■ **What is being asked**: Omit every picture while repeating the entries exactly.

■ **Dataset extract**:
*-*-*

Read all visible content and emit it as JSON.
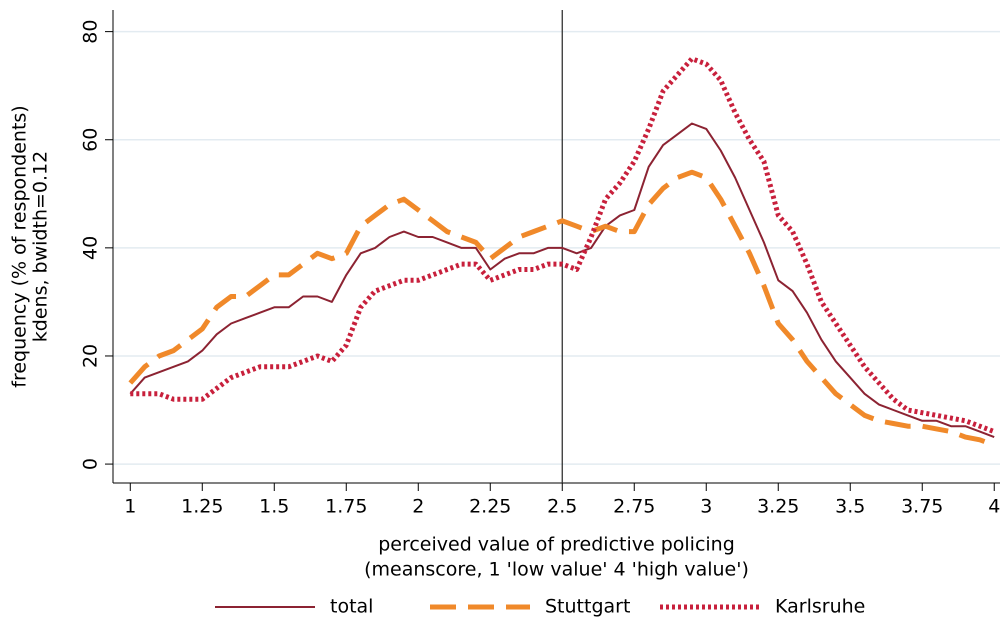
{
  "chart_data": {
    "type": "line",
    "ylabel": [
      "frequency (% of respondents)",
      "kdens, bwidth=0.12"
    ],
    "xlabel": [
      "perceived value of predictive policing",
      "(meanscore, 1 'low value' 4 'high value')"
    ],
    "x": [
      1,
      1.05,
      1.1,
      1.15,
      1.2,
      1.25,
      1.3,
      1.35,
      1.4,
      1.45,
      1.5,
      1.55,
      1.6,
      1.65,
      1.7,
      1.75,
      1.8,
      1.85,
      1.9,
      1.95,
      2,
      2.05,
      2.1,
      2.15,
      2.2,
      2.25,
      2.3,
      2.35,
      2.4,
      2.45,
      2.5,
      2.55,
      2.6,
      2.65,
      2.7,
      2.75,
      2.8,
      2.85,
      2.9,
      2.95,
      3,
      3.05,
      3.1,
      3.15,
      3.2,
      3.25,
      3.3,
      3.35,
      3.4,
      3.45,
      3.5,
      3.55,
      3.6,
      3.65,
      3.7,
      3.75,
      3.8,
      3.85,
      3.9,
      3.95,
      4
    ],
    "series": [
      {
        "name": "total",
        "color": "#8c2332",
        "style": "solid",
        "width": 2,
        "values": [
          13,
          16,
          17,
          18,
          19,
          21,
          24,
          26,
          27,
          28,
          29,
          29,
          31,
          31,
          30,
          35,
          39,
          40,
          42,
          43,
          42,
          42,
          41,
          40,
          40,
          36,
          38,
          39,
          39,
          40,
          40,
          39,
          40,
          44,
          46,
          47,
          55,
          59,
          61,
          63,
          62,
          58,
          53,
          47,
          41,
          34,
          32,
          28,
          23,
          19,
          16,
          13,
          11,
          10,
          9,
          8,
          8,
          7,
          7,
          6,
          5
        ]
      },
      {
        "name": "Stuttgart",
        "color": "#f0892a",
        "style": "dashed",
        "width": 5,
        "values": [
          15,
          18,
          20,
          21,
          23,
          25,
          29,
          31,
          31,
          33,
          35,
          35,
          37,
          39,
          38,
          39,
          44,
          46,
          48,
          49,
          47,
          45,
          43,
          42,
          41,
          38,
          40,
          42,
          43,
          44,
          45,
          44,
          43,
          44,
          43,
          43,
          48,
          51,
          53,
          54,
          53,
          49,
          44,
          39,
          33,
          26,
          23,
          19,
          16,
          13,
          11,
          9,
          8,
          7.5,
          7,
          7,
          6.5,
          6,
          5,
          4.5,
          3.5
        ]
      },
      {
        "name": "Karlsruhe",
        "color": "#c8203c",
        "style": "dotted",
        "width": 5,
        "values": [
          13,
          13,
          13,
          12,
          12,
          12,
          14,
          16,
          17,
          18,
          18,
          18,
          19,
          20,
          19,
          22,
          29,
          32,
          33,
          34,
          34,
          35,
          36,
          37,
          37,
          34,
          35,
          36,
          36,
          37,
          37,
          36,
          42,
          49,
          52,
          56,
          62,
          69,
          72,
          75,
          74,
          71,
          65,
          60,
          56,
          46,
          43,
          37,
          30,
          26,
          22,
          18,
          15,
          12,
          10,
          9.5,
          9,
          8.5,
          8,
          7,
          6
        ]
      }
    ],
    "xlim": [
      0.94,
      4.02
    ],
    "xticks": [
      1,
      1.25,
      1.5,
      1.75,
      2,
      2.25,
      2.5,
      2.75,
      3,
      3.25,
      3.5,
      3.75,
      4
    ],
    "ylim": [
      -3.5,
      84
    ],
    "yticks": [
      0,
      20,
      40,
      60,
      80
    ],
    "xline": 2.5,
    "grid": true
  }
}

*-*-*

■ **Answer to this problem**:
Read all visible content and emit it as JSON.
{
  "chart_data": {
    "type": "line",
    "ylabel": [
      "frequency (% of respondents)",
      "kdens, bwidth=0.12"
    ],
    "xlabel": [
      "perceived value of predictive policing",
      "(meanscore, 1 'low value' 4 'high value')"
    ],
    "x": [
      1,
      1.05,
      1.1,
      1.15,
      1.2,
      1.25,
      1.3,
      1.35,
      1.4,
      1.45,
      1.5,
      1.55,
      1.6,
      1.65,
      1.7,
      1.75,
      1.8,
      1.85,
      1.9,
      1.95,
      2,
      2.05,
      2.1,
      2.15,
      2.2,
      2.25,
      2.3,
      2.35,
      2.4,
      2.45,
      2.5,
      2.55,
      2.6,
      2.65,
      2.7,
      2.75,
      2.8,
      2.85,
      2.9,
      2.95,
      3,
      3.05,
      3.1,
      3.15,
      3.2,
      3.25,
      3.3,
      3.35,
      3.4,
      3.45,
      3.5,
      3.55,
      3.6,
      3.65,
      3.7,
      3.75,
      3.8,
      3.85,
      3.9,
      3.95,
      4
    ],
    "series": [
      {
        "name": "total",
        "color": "#8c2332",
        "style": "solid",
        "width": 2,
        "values": [
          13,
          16,
          17,
          18,
          19,
          21,
          24,
          26,
          27,
          28,
          29,
          29,
          31,
          31,
          30,
          35,
          39,
          40,
          42,
          43,
          42,
          42,
          41,
          40,
          40,
          36,
          38,
          39,
          39,
          40,
          40,
          39,
          40,
          44,
          46,
          47,
          55,
          59,
          61,
          63,
          62,
          58,
          53,
          47,
          41,
          34,
          32,
          28,
          23,
          19,
          16,
          13,
          11,
          10,
          9,
          8,
          8,
          7,
          7,
          6,
          5
        ]
      },
      {
        "name": "Stuttgart",
        "color": "#f0892a",
        "style": "dashed",
        "width": 5,
        "values": [
          15,
          18,
          20,
          21,
          23,
          25,
          29,
          31,
          31,
          33,
          35,
          35,
          37,
          39,
          38,
          39,
          44,
          46,
          48,
          49,
          47,
          45,
          43,
          42,
          41,
          38,
          40,
          42,
          43,
          44,
          45,
          44,
          43,
          44,
          43,
          43,
          48,
          51,
          53,
          54,
          53,
          49,
          44,
          39,
          33,
          26,
          23,
          19,
          16,
          13,
          11,
          9,
          8,
          7.5,
          7,
          7,
          6.5,
          6,
          5,
          4.5,
          3.5
        ]
      },
      {
        "name": "Karlsruhe",
        "color": "#c8203c",
        "style": "dotted",
        "width": 5,
        "values": [
          13,
          13,
          13,
          12,
          12,
          12,
          14,
          16,
          17,
          18,
          18,
          18,
          19,
          20,
          19,
          22,
          29,
          32,
          33,
          34,
          34,
          35,
          36,
          37,
          37,
          34,
          35,
          36,
          36,
          37,
          37,
          36,
          42,
          49,
          52,
          56,
          62,
          69,
          72,
          75,
          74,
          71,
          65,
          60,
          56,
          46,
          43,
          37,
          30,
          26,
          22,
          18,
          15,
          12,
          10,
          9.5,
          9,
          8.5,
          8,
          7,
          6
        ]
      }
    ],
    "xlim": [
      0.94,
      4.02
    ],
    "xticks": [
      1,
      1.25,
      1.5,
      1.75,
      2,
      2.25,
      2.5,
      2.75,
      3,
      3.25,
      3.5,
      3.75,
      4
    ],
    "ylim": [
      -3.5,
      84
    ],
    "yticks": [
      0,
      20,
      40,
      60,
      80
    ],
    "xline": 2.5,
    "grid": true
  }
}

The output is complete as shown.